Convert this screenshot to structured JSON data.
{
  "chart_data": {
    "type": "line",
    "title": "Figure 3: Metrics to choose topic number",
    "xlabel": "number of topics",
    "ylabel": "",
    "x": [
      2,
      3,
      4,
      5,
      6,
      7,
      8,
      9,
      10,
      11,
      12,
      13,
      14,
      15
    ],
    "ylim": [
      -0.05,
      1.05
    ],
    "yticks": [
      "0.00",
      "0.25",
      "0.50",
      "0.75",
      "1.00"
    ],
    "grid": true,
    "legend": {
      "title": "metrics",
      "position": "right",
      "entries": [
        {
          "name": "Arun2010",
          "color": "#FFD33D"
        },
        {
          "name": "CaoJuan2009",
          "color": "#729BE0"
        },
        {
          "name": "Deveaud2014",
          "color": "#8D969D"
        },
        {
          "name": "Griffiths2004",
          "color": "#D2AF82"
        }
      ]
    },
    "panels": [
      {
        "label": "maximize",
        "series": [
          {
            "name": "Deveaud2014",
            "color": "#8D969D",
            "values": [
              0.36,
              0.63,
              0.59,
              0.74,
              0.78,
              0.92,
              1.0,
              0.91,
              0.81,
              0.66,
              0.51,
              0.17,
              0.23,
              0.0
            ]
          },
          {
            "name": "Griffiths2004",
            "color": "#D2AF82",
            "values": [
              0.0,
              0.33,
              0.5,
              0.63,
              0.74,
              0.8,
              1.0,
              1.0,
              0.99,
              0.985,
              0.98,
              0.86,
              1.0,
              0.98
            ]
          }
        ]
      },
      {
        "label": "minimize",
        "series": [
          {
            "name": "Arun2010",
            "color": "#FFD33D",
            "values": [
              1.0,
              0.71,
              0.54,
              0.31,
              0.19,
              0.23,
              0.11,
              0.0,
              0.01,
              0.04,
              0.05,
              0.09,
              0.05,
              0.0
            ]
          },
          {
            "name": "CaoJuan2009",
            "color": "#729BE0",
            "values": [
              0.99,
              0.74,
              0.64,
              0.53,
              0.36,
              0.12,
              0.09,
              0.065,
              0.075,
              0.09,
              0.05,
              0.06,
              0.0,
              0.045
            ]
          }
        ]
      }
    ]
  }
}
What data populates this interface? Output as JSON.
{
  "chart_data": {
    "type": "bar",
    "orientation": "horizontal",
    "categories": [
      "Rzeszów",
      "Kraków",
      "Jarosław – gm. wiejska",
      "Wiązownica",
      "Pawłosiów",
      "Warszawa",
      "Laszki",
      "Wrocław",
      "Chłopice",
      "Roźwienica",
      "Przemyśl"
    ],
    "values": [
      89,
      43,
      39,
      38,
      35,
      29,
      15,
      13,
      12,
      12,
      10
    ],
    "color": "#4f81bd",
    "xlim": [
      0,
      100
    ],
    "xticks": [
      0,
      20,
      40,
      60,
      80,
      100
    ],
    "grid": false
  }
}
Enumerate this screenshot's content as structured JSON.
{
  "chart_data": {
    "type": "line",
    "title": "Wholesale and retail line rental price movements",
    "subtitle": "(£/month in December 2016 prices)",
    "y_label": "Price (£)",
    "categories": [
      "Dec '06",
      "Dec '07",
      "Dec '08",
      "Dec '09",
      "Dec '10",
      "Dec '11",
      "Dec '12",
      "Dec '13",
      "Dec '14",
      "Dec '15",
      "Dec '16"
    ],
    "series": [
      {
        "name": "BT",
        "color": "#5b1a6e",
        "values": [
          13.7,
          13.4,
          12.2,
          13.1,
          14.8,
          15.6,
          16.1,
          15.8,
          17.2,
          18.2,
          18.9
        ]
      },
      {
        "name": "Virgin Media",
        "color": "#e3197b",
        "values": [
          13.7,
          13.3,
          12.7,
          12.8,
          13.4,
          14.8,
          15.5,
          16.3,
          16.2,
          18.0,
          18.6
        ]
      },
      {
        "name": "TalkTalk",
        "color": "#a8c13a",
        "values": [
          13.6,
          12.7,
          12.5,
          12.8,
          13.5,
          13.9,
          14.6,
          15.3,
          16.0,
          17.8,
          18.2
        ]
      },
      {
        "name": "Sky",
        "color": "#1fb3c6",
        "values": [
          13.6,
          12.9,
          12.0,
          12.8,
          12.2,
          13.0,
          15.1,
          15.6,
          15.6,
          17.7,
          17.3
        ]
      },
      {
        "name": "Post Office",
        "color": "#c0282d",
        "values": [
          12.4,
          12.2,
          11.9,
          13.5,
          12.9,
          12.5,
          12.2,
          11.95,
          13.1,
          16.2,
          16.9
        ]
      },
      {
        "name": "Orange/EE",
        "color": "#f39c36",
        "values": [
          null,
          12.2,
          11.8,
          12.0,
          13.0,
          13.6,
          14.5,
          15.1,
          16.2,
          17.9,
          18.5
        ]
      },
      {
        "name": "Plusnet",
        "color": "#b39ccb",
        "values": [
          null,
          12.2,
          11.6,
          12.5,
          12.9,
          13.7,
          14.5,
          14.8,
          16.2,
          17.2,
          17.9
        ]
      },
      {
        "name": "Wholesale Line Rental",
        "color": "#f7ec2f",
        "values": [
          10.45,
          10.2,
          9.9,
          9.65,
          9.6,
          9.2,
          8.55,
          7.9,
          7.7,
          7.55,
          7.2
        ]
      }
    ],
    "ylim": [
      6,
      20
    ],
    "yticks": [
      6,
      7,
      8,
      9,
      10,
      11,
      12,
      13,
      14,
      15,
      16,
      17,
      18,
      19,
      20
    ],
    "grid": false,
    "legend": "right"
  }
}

# # # # # # #

◆ Stated task:
Output all preceding records character for character.

◆ Reply to the task:
Convert this screenshot to structured JSON data.
{
  "chart_data": {
    "type": "line",
    "title": "Figure 3: Metrics to choose topic number",
    "xlabel": "number of topics",
    "ylabel": "",
    "x": [
      2,
      3,
      4,
      5,
      6,
      7,
      8,
      9,
      10,
      11,
      12,
      13,
      14,
      15
    ],
    "ylim": [
      -0.05,
      1.05
    ],
    "yticks": [
      "0.00",
      "0.25",
      "0.50",
      "0.75",
      "1.00"
    ],
    "grid": true,
    "legend": {
      "title": "metrics",
      "position": "right",
      "entries": [
        {
          "name": "Arun2010",
          "color": "#FFD33D"
        },
        {
          "name": "CaoJuan2009",
          "color": "#729BE0"
        },
        {
          "name": "Deveaud2014",
          "color": "#8D969D"
        },
        {
          "name": "Griffiths2004",
          "color": "#D2AF82"
        }
      ]
    },
    "panels": [
      {
        "label": "maximize",
        "series": [
          {
            "name": "Deveaud2014",
            "color": "#8D969D",
            "values": [
              0.36,
              0.63,
              0.59,
              0.74,
              0.78,
              0.92,
              1.0,
              0.91,
              0.81,
              0.66,
              0.51,
              0.17,
              0.23,
              0.0
            ]
          },
          {
            "name": "Griffiths2004",
            "color": "#D2AF82",
            "values": [
              0.0,
              0.33,
              0.5,
              0.63,
              0.74,
              0.8,
              1.0,
              1.0,
              0.99,
              0.985,
              0.98,
              0.86,
              1.0,
              0.98
            ]
          }
        ]
      },
      {
        "label": "minimize",
        "series": [
          {
            "name": "Arun2010",
            "color": "#FFD33D",
            "values": [
              1.0,
              0.71,
              0.54,
              0.31,
              0.19,
              0.23,
              0.11,
              0.0,
              0.01,
              0.04,
              0.05,
              0.09,
              0.05,
              0.0
            ]
          },
          {
            "name": "CaoJuan2009",
            "color": "#729BE0",
            "values": [
              0.99,
              0.74,
              0.64,
              0.53,
              0.36,
              0.12,
              0.09,
              0.065,
              0.075,
              0.09,
              0.05,
              0.06,
              0.0,
              0.045
            ]
          }
        ]
      }
    ]
  }
}
What data populates this interface? Output as JSON.
{
  "chart_data": {
    "type": "bar",
    "orientation": "horizontal",
    "categories": [
      "Rzeszów",
      "Kraków",
      "Jarosław – gm. wiejska",
      "Wiązownica",
      "Pawłosiów",
      "Warszawa",
      "Laszki",
      "Wrocław",
      "Chłopice",
      "Roźwienica",
      "Przemyśl"
    ],
    "values": [
      89,
      43,
      39,
      38,
      35,
      29,
      15,
      13,
      12,
      12,
      10
    ],
    "color": "#4f81bd",
    "xlim": [
      0,
      100
    ],
    "xticks": [
      0,
      20,
      40,
      60,
      80,
      100
    ],
    "grid": false
  }
}
Enumerate this screenshot's content as structured JSON.
{
  "chart_data": {
    "type": "line",
    "title": "Wholesale and retail line rental price movements",
    "subtitle": "(£/month in December 2016 prices)",
    "y_label": "Price (£)",
    "categories": [
      "Dec '06",
      "Dec '07",
      "Dec '08",
      "Dec '09",
      "Dec '10",
      "Dec '11",
      "Dec '12",
      "Dec '13",
      "Dec '14",
      "Dec '15",
      "Dec '16"
    ],
    "series": [
      {
        "name": "BT",
        "color": "#5b1a6e",
        "values": [
          13.7,
          13.4,
          12.2,
          13.1,
          14.8,
          15.6,
          16.1,
          15.8,
          17.2,
          18.2,
          18.9
        ]
      },
      {
        "name": "Virgin Media",
        "color": "#e3197b",
        "values": [
          13.7,
          13.3,
          12.7,
          12.8,
          13.4,
          14.8,
          15.5,
          16.3,
          16.2,
          18.0,
          18.6
        ]
      },
      {
        "name": "TalkTalk",
        "color": "#a8c13a",
        "values": [
          13.6,
          12.7,
          12.5,
          12.8,
          13.5,
          13.9,
          14.6,
          15.3,
          16.0,
          17.8,
          18.2
        ]
      },
      {
        "name": "Sky",
        "color": "#1fb3c6",
        "values": [
          13.6,
          12.9,
          12.0,
          12.8,
          12.2,
          13.0,
          15.1,
          15.6,
          15.6,
          17.7,
          17.3
        ]
      },
      {
        "name": "Post Office",
        "color": "#c0282d",
        "values": [
          12.4,
          12.2,
          11.9,
          13.5,
          12.9,
          12.5,
          12.2,
          11.95,
          13.1,
          16.2,
          16.9
        ]
      },
      {
        "name": "Orange/EE",
        "color": "#f39c36",
        "values": [
          null,
          12.2,
          11.8,
          12.0,
          13.0,
          13.6,
          14.5,
          15.1,
          16.2,
          17.9,
          18.5
        ]
      },
      {
        "name": "Plusnet",
        "color": "#b39ccb",
        "values": [
          null,
          12.2,
          11.6,
          12.5,
          12.9,
          13.7,
          14.5,
          14.8,
          16.2,
          17.2,
          17.9
        ]
      },
      {
        "name": "Wholesale Line Rental",
        "color": "#f7ec2f",
        "values": [
          10.45,
          10.2,
          9.9,
          9.65,
          9.6,
          9.2,
          8.55,
          7.9,
          7.7,
          7.55,
          7.2
        ]
      }
    ],
    "ylim": [
      6,
      20
    ],
    "yticks": [
      6,
      7,
      8,
      9,
      10,
      11,
      12,
      13,
      14,
      15,
      16,
      17,
      18,
      19,
      20
    ],
    "grid": false,
    "legend": "right"
  }
}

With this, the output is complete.